### Rows from a dataset
==========

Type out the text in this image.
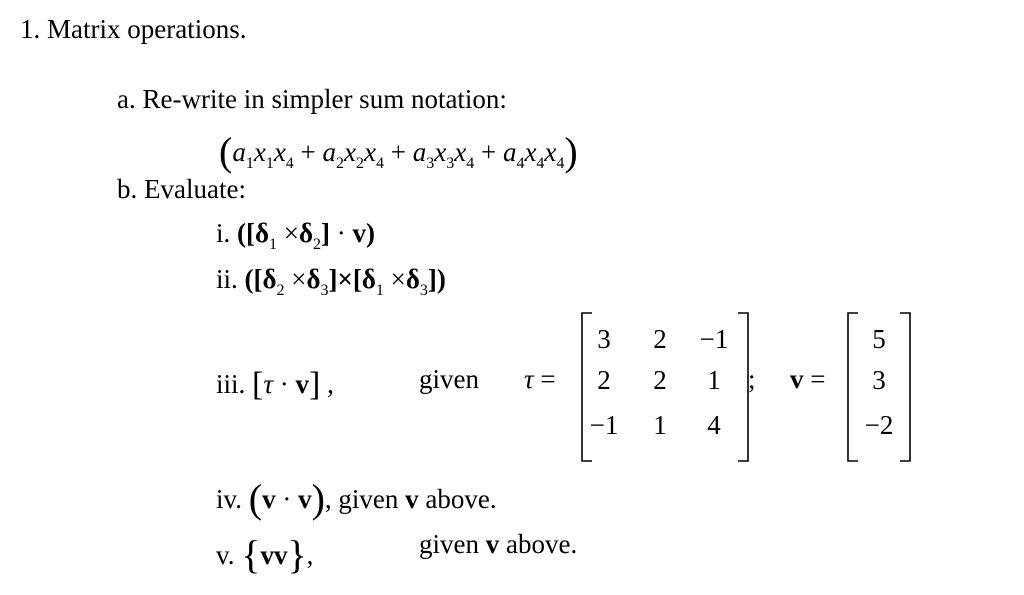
1. Matrix operations.
a. Re-write in simpler sum notation:
$(a_1x_1x_4 + a_2x_2x_4 + a_3x_3x_4 + a_4x_4x_4)$
b. Evaluate:
i. $([\delta_1 \times\delta_2] \cdot v)$
ii. $([\delta_2 \times\delta_3]\times[\delta_1 \times\delta_3])$
iii. [τ · v] ,	given τ =
3	2	−1
2	2	1
−1	1	4
; v =
5
3
−2
iv. (v · v), given v above.
v. {vv},	given v above.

==========

### Given task
Without including the pictures, reproduce all entries exactly.

### Completed exercise
Type out the text in this image.
1. Matrix operations.
a. Re-write in simpler sum notation:
$(a_1x_1x_4 + a_2x_2x_4 + a_3x_3x_4 + a_4x_4x_4)$
b. Evaluate:
i. $([\delta_1 \times\delta_2] \cdot v)$
ii. $([\delta_2 \times\delta_3]\times[\delta_1 \times\delta_3])$
iii. [τ · v] ,	given τ =
3	2	−1
2	2	1
−1	1	4
; v =
5
3
−2
iv. (v · v), given v above.
v. {vv},	given v above.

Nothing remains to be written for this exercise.